◆ WHAT IS ASKED
Write the entries out again exactly as they stand, but without the pictures.

◆ PROVIDED MATERIAL
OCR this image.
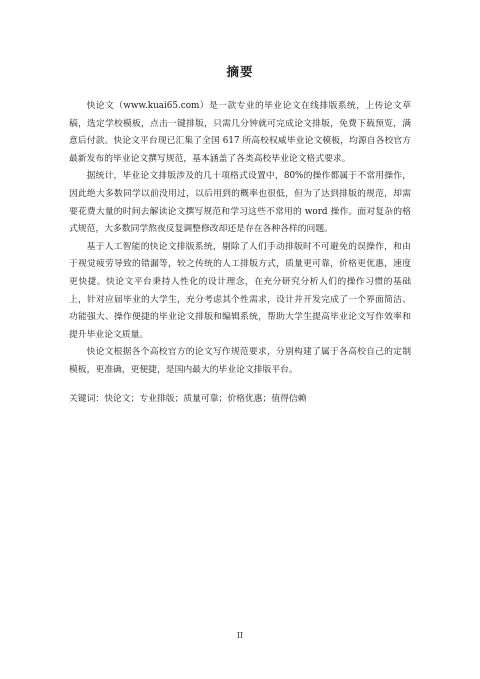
摘要

快论文（www.kuai65.com）是一款专业的毕业论文在线排版系统，上传论文草稿，选定学校模板，点击一键排版，只需几分钟就可完成论文排版，免费下载预览，满意后付款。快论文平台现已汇集了全国 617 所高校权威毕业论文模板，均源自各校官方最新发布的毕业论文撰写规范，基本涵盖了各类高校毕业论文格式要求。

据统计，毕业论文排版涉及的几十项格式设置中，80%的操作都属于不常用操作，因此绝大多数同学以前没用过，以后用到的概率也很低，但为了达到排版的规范，却需要花费大量的时间去解读论文撰写规范和学习这些不常用的 word 操作。面对复杂的格式规范，大多数同学熬夜反复调整修改却还是存在各种各样的问题。

基于人工智能的快论文排版系统，剔除了人们手动排版时不可避免的误操作，和由于视觉疲劳导致的错漏等，较之传统的人工排版方式，质量更可靠，价格更优惠，速度更快捷。快论文平台秉持人性化的设计理念，在充分研究分析人们的操作习惯的基础上，针对应届毕业的大学生，充分考虑其个性需求，设计并开发完成了一个界面简洁、功能强大、操作便捷的毕业论文排版和编辑系统，帮助大学生提高毕业论文写作效率和提升毕业论文质量。

快论文根据各个高校官方的论文写作规范要求，分别构建了属于各高校自己的定制模板，更准确，更便捷，是国内最大的毕业论文排版平台。

关键词：快论文；专业排版；质量可靠；价格优惠；值得信赖

II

◆ EXPECTED ANSWER
OCR this image.
摘要

快论文（www.kuai65.com）是一款专业的毕业论文在线排版系统，上传论文草稿，选定学校模板，点击一键排版，只需几分钟就可完成论文排版，免费下载预览，满意后付款。快论文平台现已汇集了全国 617 所高校权威毕业论文模板，均源自各校官方最新发布的毕业论文撰写规范，基本涵盖了各类高校毕业论文格式要求。

据统计，毕业论文排版涉及的几十项格式设置中，80%的操作都属于不常用操作，因此绝大多数同学以前没用过，以后用到的概率也很低，但为了达到排版的规范，却需要花费大量的时间去解读论文撰写规范和学习这些不常用的 word 操作。面对复杂的格式规范，大多数同学熬夜反复调整修改却还是存在各种各样的问题。

基于人工智能的快论文排版系统，剔除了人们手动排版时不可避免的误操作，和由于视觉疲劳导致的错漏等，较之传统的人工排版方式，质量更可靠，价格更优惠，速度更快捷。快论文平台秉持人性化的设计理念，在充分研究分析人们的操作习惯的基础上，针对应届毕业的大学生，充分考虑其个性需求，设计并开发完成了一个界面简洁、功能强大、操作便捷的毕业论文排版和编辑系统，帮助大学生提高毕业论文写作效率和提升毕业论文质量。

快论文根据各个高校官方的论文写作规范要求，分别构建了属于各高校自己的定制模板，更准确，更便捷，是国内最大的毕业论文排版平台。

关键词：快论文；专业排版；质量可靠；价格优惠；值得信赖

II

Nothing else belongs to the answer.